* THE REQUEST:
Filter the data for lines with the word "this", then copy every line so identified.

##########

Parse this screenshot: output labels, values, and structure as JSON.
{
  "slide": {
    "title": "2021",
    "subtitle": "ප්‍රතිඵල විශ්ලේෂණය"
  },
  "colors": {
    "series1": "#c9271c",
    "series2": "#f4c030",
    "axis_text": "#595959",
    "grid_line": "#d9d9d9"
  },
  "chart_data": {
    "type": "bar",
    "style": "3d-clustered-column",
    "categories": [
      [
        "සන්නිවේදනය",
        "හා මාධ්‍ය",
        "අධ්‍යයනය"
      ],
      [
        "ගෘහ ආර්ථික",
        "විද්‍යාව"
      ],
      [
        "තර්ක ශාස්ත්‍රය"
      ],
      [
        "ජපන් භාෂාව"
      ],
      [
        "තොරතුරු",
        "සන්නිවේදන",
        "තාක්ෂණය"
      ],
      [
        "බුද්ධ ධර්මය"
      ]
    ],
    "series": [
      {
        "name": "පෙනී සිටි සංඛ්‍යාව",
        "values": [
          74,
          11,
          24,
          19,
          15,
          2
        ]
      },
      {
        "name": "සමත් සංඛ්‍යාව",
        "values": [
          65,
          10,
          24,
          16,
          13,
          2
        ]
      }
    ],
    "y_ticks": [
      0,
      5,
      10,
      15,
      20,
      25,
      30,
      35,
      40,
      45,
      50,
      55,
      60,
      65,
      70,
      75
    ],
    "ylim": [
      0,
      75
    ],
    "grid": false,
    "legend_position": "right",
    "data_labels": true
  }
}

##########

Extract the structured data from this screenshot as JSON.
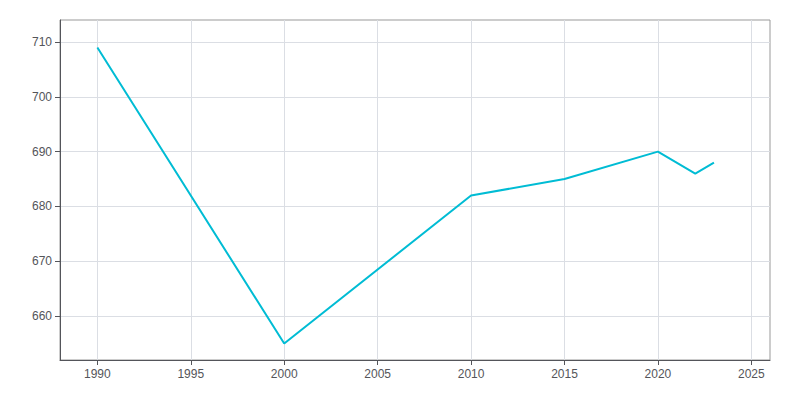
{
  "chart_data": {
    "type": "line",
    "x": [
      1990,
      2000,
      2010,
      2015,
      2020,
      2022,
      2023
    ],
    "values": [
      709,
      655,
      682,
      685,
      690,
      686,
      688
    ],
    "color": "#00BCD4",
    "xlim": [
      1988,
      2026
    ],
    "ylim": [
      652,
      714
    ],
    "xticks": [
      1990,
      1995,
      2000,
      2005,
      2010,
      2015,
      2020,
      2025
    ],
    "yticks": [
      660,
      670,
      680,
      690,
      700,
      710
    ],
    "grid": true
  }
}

##########

* EXERCISE ANSWER:
Parse this screenshot: output labels, values, and structure as JSON.
Extract the structured data from this screenshot as JSON.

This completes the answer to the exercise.